> _Provided data_
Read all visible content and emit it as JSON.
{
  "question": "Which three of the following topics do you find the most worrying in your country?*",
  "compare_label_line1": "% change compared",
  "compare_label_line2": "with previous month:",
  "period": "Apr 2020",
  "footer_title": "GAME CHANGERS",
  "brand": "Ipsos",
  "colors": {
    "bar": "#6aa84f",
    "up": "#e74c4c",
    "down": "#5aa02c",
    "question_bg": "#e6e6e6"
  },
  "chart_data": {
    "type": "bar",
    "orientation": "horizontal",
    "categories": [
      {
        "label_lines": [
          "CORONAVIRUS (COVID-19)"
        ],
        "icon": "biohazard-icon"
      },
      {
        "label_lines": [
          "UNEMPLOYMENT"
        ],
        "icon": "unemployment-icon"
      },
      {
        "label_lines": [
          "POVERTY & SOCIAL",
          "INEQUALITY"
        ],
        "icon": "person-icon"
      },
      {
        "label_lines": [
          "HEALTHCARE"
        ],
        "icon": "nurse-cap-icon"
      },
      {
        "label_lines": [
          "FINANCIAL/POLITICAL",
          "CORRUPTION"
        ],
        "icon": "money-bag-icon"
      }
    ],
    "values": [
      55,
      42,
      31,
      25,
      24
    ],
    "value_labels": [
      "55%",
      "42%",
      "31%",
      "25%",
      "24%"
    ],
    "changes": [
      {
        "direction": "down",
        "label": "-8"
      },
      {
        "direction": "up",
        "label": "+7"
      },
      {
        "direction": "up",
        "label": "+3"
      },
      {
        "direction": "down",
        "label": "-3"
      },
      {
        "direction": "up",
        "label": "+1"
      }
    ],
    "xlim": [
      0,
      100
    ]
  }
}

> _What you have to do_
Give back every record exactly.

> _Response area_
Read all visible content and emit it as JSON.
{
  "question": "Which three of the following topics do you find the most worrying in your country?*",
  "compare_label_line1": "% change compared",
  "compare_label_line2": "with previous month:",
  "period": "Apr 2020",
  "footer_title": "GAME CHANGERS",
  "brand": "Ipsos",
  "colors": {
    "bar": "#6aa84f",
    "up": "#e74c4c",
    "down": "#5aa02c",
    "question_bg": "#e6e6e6"
  },
  "chart_data": {
    "type": "bar",
    "orientation": "horizontal",
    "categories": [
      {
        "label_lines": [
          "CORONAVIRUS (COVID-19)"
        ],
        "icon": "biohazard-icon"
      },
      {
        "label_lines": [
          "UNEMPLOYMENT"
        ],
        "icon": "unemployment-icon"
      },
      {
        "label_lines": [
          "POVERTY & SOCIAL",
          "INEQUALITY"
        ],
        "icon": "person-icon"
      },
      {
        "label_lines": [
          "HEALTHCARE"
        ],
        "icon": "nurse-cap-icon"
      },
      {
        "label_lines": [
          "FINANCIAL/POLITICAL",
          "CORRUPTION"
        ],
        "icon": "money-bag-icon"
      }
    ],
    "values": [
      55,
      42,
      31,
      25,
      24
    ],
    "value_labels": [
      "55%",
      "42%",
      "31%",
      "25%",
      "24%"
    ],
    "changes": [
      {
        "direction": "down",
        "label": "-8"
      },
      {
        "direction": "up",
        "label": "+7"
      },
      {
        "direction": "up",
        "label": "+3"
      },
      {
        "direction": "down",
        "label": "-3"
      },
      {
        "direction": "up",
        "label": "+1"
      }
    ],
    "xlim": [
      0,
      100
    ]
  }
}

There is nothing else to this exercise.